TASK INSTRUCTIONS
Output all the data exactly. Pictures do not belong in the copy.

(Records excerpted from a collection)
..........

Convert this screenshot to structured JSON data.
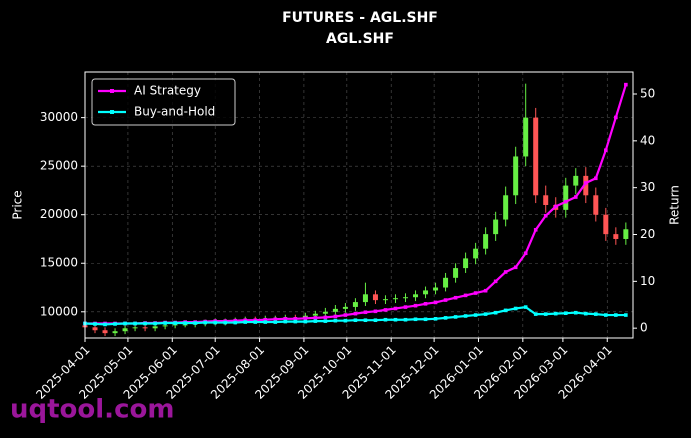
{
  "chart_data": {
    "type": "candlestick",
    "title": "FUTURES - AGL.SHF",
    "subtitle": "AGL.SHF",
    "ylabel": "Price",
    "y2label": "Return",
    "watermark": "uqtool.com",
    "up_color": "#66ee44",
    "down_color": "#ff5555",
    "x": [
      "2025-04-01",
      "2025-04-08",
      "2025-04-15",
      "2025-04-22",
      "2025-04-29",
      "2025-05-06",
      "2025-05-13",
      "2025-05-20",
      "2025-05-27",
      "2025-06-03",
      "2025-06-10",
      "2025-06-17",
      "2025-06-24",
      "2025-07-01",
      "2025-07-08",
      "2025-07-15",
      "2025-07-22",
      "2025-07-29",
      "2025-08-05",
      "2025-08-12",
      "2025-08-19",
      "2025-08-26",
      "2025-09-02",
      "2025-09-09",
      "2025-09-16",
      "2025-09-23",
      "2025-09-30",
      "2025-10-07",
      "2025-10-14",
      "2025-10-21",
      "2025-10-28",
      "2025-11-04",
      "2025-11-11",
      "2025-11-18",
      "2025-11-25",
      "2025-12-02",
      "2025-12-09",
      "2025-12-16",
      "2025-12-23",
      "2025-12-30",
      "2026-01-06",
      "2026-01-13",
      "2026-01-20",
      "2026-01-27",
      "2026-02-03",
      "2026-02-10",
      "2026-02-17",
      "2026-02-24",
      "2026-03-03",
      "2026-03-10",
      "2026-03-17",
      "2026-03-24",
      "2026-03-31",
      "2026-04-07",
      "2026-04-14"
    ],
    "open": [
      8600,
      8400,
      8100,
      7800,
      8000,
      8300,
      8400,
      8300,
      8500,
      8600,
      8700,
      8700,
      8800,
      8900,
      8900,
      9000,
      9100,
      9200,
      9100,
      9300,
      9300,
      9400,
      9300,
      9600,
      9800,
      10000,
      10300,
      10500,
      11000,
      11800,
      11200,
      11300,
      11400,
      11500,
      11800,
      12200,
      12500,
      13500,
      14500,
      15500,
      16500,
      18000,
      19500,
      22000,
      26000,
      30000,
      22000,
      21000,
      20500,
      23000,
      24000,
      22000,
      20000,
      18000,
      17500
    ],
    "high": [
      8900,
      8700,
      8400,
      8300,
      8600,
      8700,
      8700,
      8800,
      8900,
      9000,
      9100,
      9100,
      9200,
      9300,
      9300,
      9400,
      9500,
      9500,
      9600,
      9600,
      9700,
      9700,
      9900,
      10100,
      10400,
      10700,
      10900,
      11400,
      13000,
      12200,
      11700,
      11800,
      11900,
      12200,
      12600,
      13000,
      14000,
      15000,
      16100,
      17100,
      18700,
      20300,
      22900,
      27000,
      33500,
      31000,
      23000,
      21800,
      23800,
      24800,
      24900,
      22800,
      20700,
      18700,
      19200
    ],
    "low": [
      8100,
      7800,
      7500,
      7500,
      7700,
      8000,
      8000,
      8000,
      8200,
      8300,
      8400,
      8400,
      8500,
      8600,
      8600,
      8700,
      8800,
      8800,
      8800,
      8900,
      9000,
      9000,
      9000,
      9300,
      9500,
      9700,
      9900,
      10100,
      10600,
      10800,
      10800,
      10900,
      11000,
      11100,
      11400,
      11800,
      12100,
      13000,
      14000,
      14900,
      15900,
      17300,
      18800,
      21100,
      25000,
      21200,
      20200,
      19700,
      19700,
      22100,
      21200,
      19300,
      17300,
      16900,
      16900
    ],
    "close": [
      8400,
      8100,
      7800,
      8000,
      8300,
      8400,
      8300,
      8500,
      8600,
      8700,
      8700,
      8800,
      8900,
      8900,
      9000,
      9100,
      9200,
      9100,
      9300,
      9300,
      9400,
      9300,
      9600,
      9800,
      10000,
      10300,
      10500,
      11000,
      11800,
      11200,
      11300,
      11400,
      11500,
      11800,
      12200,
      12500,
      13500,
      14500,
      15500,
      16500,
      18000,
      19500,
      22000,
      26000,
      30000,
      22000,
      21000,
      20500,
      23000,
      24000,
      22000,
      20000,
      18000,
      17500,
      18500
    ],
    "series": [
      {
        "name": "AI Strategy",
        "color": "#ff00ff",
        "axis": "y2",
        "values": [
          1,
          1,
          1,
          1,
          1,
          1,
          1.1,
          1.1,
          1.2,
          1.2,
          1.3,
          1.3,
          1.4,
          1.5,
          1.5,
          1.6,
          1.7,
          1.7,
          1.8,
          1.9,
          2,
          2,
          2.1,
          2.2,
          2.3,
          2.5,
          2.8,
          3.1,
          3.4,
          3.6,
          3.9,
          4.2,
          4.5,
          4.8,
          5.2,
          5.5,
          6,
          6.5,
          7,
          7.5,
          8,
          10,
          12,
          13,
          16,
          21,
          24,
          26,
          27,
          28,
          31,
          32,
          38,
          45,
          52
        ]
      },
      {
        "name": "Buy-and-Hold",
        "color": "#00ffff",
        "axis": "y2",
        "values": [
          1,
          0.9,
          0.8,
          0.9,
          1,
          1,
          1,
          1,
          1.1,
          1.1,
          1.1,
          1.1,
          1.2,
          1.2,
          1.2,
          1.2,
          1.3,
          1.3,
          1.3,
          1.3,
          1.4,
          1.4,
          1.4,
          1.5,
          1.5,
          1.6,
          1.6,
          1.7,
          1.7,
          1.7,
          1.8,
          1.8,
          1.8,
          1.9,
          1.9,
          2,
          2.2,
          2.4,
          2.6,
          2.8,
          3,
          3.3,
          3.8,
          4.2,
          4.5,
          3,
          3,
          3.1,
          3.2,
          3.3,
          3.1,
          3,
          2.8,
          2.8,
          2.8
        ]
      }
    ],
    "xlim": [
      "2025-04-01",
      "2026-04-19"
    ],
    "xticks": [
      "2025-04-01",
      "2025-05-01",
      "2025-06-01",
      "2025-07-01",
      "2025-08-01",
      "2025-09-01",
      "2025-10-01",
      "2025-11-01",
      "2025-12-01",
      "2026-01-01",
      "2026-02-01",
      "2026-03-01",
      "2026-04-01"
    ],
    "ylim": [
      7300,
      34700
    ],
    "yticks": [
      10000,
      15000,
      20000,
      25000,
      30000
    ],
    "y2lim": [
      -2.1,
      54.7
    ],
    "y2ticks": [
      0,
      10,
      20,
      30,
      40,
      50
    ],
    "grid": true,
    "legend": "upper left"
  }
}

..........

FULL ANSWER
Convert this screenshot to structured JSON data.
{
  "chart_data": {
    "type": "candlestick",
    "title": "FUTURES - AGL.SHF",
    "subtitle": "AGL.SHF",
    "ylabel": "Price",
    "y2label": "Return",
    "watermark": "uqtool.com",
    "up_color": "#66ee44",
    "down_color": "#ff5555",
    "x": [
      "2025-04-01",
      "2025-04-08",
      "2025-04-15",
      "2025-04-22",
      "2025-04-29",
      "2025-05-06",
      "2025-05-13",
      "2025-05-20",
      "2025-05-27",
      "2025-06-03",
      "2025-06-10",
      "2025-06-17",
      "2025-06-24",
      "2025-07-01",
      "2025-07-08",
      "2025-07-15",
      "2025-07-22",
      "2025-07-29",
      "2025-08-05",
      "2025-08-12",
      "2025-08-19",
      "2025-08-26",
      "2025-09-02",
      "2025-09-09",
      "2025-09-16",
      "2025-09-23",
      "2025-09-30",
      "2025-10-07",
      "2025-10-14",
      "2025-10-21",
      "2025-10-28",
      "2025-11-04",
      "2025-11-11",
      "2025-11-18",
      "2025-11-25",
      "2025-12-02",
      "2025-12-09",
      "2025-12-16",
      "2025-12-23",
      "2025-12-30",
      "2026-01-06",
      "2026-01-13",
      "2026-01-20",
      "2026-01-27",
      "2026-02-03",
      "2026-02-10",
      "2026-02-17",
      "2026-02-24",
      "2026-03-03",
      "2026-03-10",
      "2026-03-17",
      "2026-03-24",
      "2026-03-31",
      "2026-04-07",
      "2026-04-14"
    ],
    "open": [
      8600,
      8400,
      8100,
      7800,
      8000,
      8300,
      8400,
      8300,
      8500,
      8600,
      8700,
      8700,
      8800,
      8900,
      8900,
      9000,
      9100,
      9200,
      9100,
      9300,
      9300,
      9400,
      9300,
      9600,
      9800,
      10000,
      10300,
      10500,
      11000,
      11800,
      11200,
      11300,
      11400,
      11500,
      11800,
      12200,
      12500,
      13500,
      14500,
      15500,
      16500,
      18000,
      19500,
      22000,
      26000,
      30000,
      22000,
      21000,
      20500,
      23000,
      24000,
      22000,
      20000,
      18000,
      17500
    ],
    "high": [
      8900,
      8700,
      8400,
      8300,
      8600,
      8700,
      8700,
      8800,
      8900,
      9000,
      9100,
      9100,
      9200,
      9300,
      9300,
      9400,
      9500,
      9500,
      9600,
      9600,
      9700,
      9700,
      9900,
      10100,
      10400,
      10700,
      10900,
      11400,
      13000,
      12200,
      11700,
      11800,
      11900,
      12200,
      12600,
      13000,
      14000,
      15000,
      16100,
      17100,
      18700,
      20300,
      22900,
      27000,
      33500,
      31000,
      23000,
      21800,
      23800,
      24800,
      24900,
      22800,
      20700,
      18700,
      19200
    ],
    "low": [
      8100,
      7800,
      7500,
      7500,
      7700,
      8000,
      8000,
      8000,
      8200,
      8300,
      8400,
      8400,
      8500,
      8600,
      8600,
      8700,
      8800,
      8800,
      8800,
      8900,
      9000,
      9000,
      9000,
      9300,
      9500,
      9700,
      9900,
      10100,
      10600,
      10800,
      10800,
      10900,
      11000,
      11100,
      11400,
      11800,
      12100,
      13000,
      14000,
      14900,
      15900,
      17300,
      18800,
      21100,
      25000,
      21200,
      20200,
      19700,
      19700,
      22100,
      21200,
      19300,
      17300,
      16900,
      16900
    ],
    "close": [
      8400,
      8100,
      7800,
      8000,
      8300,
      8400,
      8300,
      8500,
      8600,
      8700,
      8700,
      8800,
      8900,
      8900,
      9000,
      9100,
      9200,
      9100,
      9300,
      9300,
      9400,
      9300,
      9600,
      9800,
      10000,
      10300,
      10500,
      11000,
      11800,
      11200,
      11300,
      11400,
      11500,
      11800,
      12200,
      12500,
      13500,
      14500,
      15500,
      16500,
      18000,
      19500,
      22000,
      26000,
      30000,
      22000,
      21000,
      20500,
      23000,
      24000,
      22000,
      20000,
      18000,
      17500,
      18500
    ],
    "series": [
      {
        "name": "AI Strategy",
        "color": "#ff00ff",
        "axis": "y2",
        "values": [
          1,
          1,
          1,
          1,
          1,
          1,
          1.1,
          1.1,
          1.2,
          1.2,
          1.3,
          1.3,
          1.4,
          1.5,
          1.5,
          1.6,
          1.7,
          1.7,
          1.8,
          1.9,
          2,
          2,
          2.1,
          2.2,
          2.3,
          2.5,
          2.8,
          3.1,
          3.4,
          3.6,
          3.9,
          4.2,
          4.5,
          4.8,
          5.2,
          5.5,
          6,
          6.5,
          7,
          7.5,
          8,
          10,
          12,
          13,
          16,
          21,
          24,
          26,
          27,
          28,
          31,
          32,
          38,
          45,
          52
        ]
      },
      {
        "name": "Buy-and-Hold",
        "color": "#00ffff",
        "axis": "y2",
        "values": [
          1,
          0.9,
          0.8,
          0.9,
          1,
          1,
          1,
          1,
          1.1,
          1.1,
          1.1,
          1.1,
          1.2,
          1.2,
          1.2,
          1.2,
          1.3,
          1.3,
          1.3,
          1.3,
          1.4,
          1.4,
          1.4,
          1.5,
          1.5,
          1.6,
          1.6,
          1.7,
          1.7,
          1.7,
          1.8,
          1.8,
          1.8,
          1.9,
          1.9,
          2,
          2.2,
          2.4,
          2.6,
          2.8,
          3,
          3.3,
          3.8,
          4.2,
          4.5,
          3,
          3,
          3.1,
          3.2,
          3.3,
          3.1,
          3,
          2.8,
          2.8,
          2.8
        ]
      }
    ],
    "xlim": [
      "2025-04-01",
      "2026-04-19"
    ],
    "xticks": [
      "2025-04-01",
      "2025-05-01",
      "2025-06-01",
      "2025-07-01",
      "2025-08-01",
      "2025-09-01",
      "2025-10-01",
      "2025-11-01",
      "2025-12-01",
      "2026-01-01",
      "2026-02-01",
      "2026-03-01",
      "2026-04-01"
    ],
    "ylim": [
      7300,
      34700
    ],
    "yticks": [
      10000,
      15000,
      20000,
      25000,
      30000
    ],
    "y2lim": [
      -2.1,
      54.7
    ],
    "y2ticks": [
      0,
      10,
      20,
      30,
      40,
      50
    ],
    "grid": true,
    "legend": "upper left"
  }
}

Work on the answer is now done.